Listed entries:
+===+

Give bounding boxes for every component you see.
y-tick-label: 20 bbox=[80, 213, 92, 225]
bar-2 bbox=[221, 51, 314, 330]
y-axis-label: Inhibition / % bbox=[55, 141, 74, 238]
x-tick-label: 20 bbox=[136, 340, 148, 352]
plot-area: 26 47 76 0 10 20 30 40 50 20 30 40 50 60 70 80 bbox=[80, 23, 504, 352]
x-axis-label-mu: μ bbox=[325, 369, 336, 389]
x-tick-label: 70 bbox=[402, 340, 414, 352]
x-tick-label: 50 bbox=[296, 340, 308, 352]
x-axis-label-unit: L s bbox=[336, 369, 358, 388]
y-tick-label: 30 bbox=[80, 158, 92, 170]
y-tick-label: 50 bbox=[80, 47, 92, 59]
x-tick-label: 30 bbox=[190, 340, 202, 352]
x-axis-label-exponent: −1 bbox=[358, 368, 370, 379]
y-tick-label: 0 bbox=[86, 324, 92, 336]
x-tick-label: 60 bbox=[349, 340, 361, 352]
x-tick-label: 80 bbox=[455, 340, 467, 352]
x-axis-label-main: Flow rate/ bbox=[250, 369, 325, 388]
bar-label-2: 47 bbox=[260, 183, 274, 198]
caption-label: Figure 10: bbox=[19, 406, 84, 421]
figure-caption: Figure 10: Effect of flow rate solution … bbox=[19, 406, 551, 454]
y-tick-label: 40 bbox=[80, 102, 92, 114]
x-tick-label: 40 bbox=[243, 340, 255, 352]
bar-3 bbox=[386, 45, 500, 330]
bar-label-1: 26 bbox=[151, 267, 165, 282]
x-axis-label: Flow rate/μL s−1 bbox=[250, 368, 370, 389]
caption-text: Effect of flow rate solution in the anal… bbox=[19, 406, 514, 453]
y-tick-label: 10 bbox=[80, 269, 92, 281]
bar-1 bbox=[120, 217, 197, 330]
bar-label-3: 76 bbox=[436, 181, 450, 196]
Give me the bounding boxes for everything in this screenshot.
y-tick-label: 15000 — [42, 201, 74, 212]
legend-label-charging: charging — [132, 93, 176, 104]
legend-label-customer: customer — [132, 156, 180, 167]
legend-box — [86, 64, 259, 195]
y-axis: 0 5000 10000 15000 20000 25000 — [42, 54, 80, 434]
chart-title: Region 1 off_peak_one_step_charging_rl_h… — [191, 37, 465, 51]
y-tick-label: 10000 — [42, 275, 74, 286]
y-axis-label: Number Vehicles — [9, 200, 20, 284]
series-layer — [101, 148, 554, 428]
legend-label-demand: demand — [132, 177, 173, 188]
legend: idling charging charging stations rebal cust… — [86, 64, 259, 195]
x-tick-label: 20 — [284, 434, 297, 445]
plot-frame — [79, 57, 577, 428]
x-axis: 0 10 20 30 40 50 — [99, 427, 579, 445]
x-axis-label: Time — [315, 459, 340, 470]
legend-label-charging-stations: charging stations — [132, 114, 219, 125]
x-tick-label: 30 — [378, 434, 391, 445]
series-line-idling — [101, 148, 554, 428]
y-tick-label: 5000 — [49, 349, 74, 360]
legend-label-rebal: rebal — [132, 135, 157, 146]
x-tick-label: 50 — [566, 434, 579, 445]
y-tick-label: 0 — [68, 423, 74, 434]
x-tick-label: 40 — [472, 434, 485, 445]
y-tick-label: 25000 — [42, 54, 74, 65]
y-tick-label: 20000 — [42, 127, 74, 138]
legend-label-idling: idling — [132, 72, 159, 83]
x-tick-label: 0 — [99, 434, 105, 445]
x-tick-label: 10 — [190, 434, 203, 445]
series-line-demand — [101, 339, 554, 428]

+===+

Written problem:
Copy all of the lines above without changing anything.

Task solution:
Give bounding boxes for every component you see.
y-tick-label: 20 bbox=[80, 213, 92, 225]
bar-2 bbox=[221, 51, 314, 330]
y-axis-label: Inhibition / % bbox=[55, 141, 74, 238]
x-tick-label: 20 bbox=[136, 340, 148, 352]
plot-area: 26 47 76 0 10 20 30 40 50 20 30 40 50 60 70 80 bbox=[80, 23, 504, 352]
x-axis-label-mu: μ bbox=[325, 369, 336, 389]
x-tick-label: 70 bbox=[402, 340, 414, 352]
x-tick-label: 50 bbox=[296, 340, 308, 352]
x-axis-label-unit: L s bbox=[336, 369, 358, 388]
y-tick-label: 30 bbox=[80, 158, 92, 170]
y-tick-label: 50 bbox=[80, 47, 92, 59]
x-tick-label: 30 bbox=[190, 340, 202, 352]
x-axis-label-exponent: −1 bbox=[358, 368, 370, 379]
y-tick-label: 0 bbox=[86, 324, 92, 336]
x-tick-label: 60 bbox=[349, 340, 361, 352]
x-tick-label: 80 bbox=[455, 340, 467, 352]
x-axis-label-main: Flow rate/ bbox=[250, 369, 325, 388]
bar-label-2: 47 bbox=[260, 183, 274, 198]
caption-label: Figure 10: bbox=[19, 406, 84, 421]
figure-caption: Figure 10: Effect of flow rate solution … bbox=[19, 406, 551, 454]
y-tick-label: 40 bbox=[80, 102, 92, 114]
x-tick-label: 40 bbox=[243, 340, 255, 352]
bar-3 bbox=[386, 45, 500, 330]
bar-label-1: 26 bbox=[151, 267, 165, 282]
x-axis-label: Flow rate/μL s−1 bbox=[250, 368, 370, 389]
caption-text: Effect of flow rate solution in the anal… bbox=[19, 406, 514, 453]
y-tick-label: 10 bbox=[80, 269, 92, 281]
bar-1 bbox=[120, 217, 197, 330]
bar-label-3: 76 bbox=[436, 181, 450, 196]
Give me the bounding boxes for everything in this screenshot.
y-tick-label: 15000 — [42, 201, 74, 212]
legend-label-charging: charging — [132, 93, 176, 104]
legend-label-customer: customer — [132, 156, 180, 167]
legend-box — [86, 64, 259, 195]
y-axis: 0 5000 10000 15000 20000 25000 — [42, 54, 80, 434]
chart-title: Region 1 off_peak_one_step_charging_rl_h… — [191, 37, 465, 51]
y-tick-label: 10000 — [42, 275, 74, 286]
y-axis-label: Number Vehicles — [9, 200, 20, 284]
series-layer — [101, 148, 554, 428]
legend-label-demand: demand — [132, 177, 173, 188]
legend: idling charging charging stations rebal cust… — [86, 64, 259, 195]
x-tick-label: 20 — [284, 434, 297, 445]
plot-frame — [79, 57, 577, 428]
x-axis: 0 10 20 30 40 50 — [99, 427, 579, 445]
x-axis-label: Time — [315, 459, 340, 470]
legend-label-charging-stations: charging stations — [132, 114, 219, 125]
x-tick-label: 30 — [378, 434, 391, 445]
series-line-idling — [101, 148, 554, 428]
y-tick-label: 5000 — [49, 349, 74, 360]
legend-label-rebal: rebal — [132, 135, 157, 146]
x-tick-label: 50 — [566, 434, 579, 445]
y-tick-label: 0 — [68, 423, 74, 434]
x-tick-label: 40 — [472, 434, 485, 445]
y-tick-label: 25000 — [42, 54, 74, 65]
y-tick-label: 20000 — [42, 127, 74, 138]
legend-label-idling: idling — [132, 72, 159, 83]
x-tick-label: 0 — [99, 434, 105, 445]
x-tick-label: 10 — [190, 434, 203, 445]
series-line-demand — [101, 339, 554, 428]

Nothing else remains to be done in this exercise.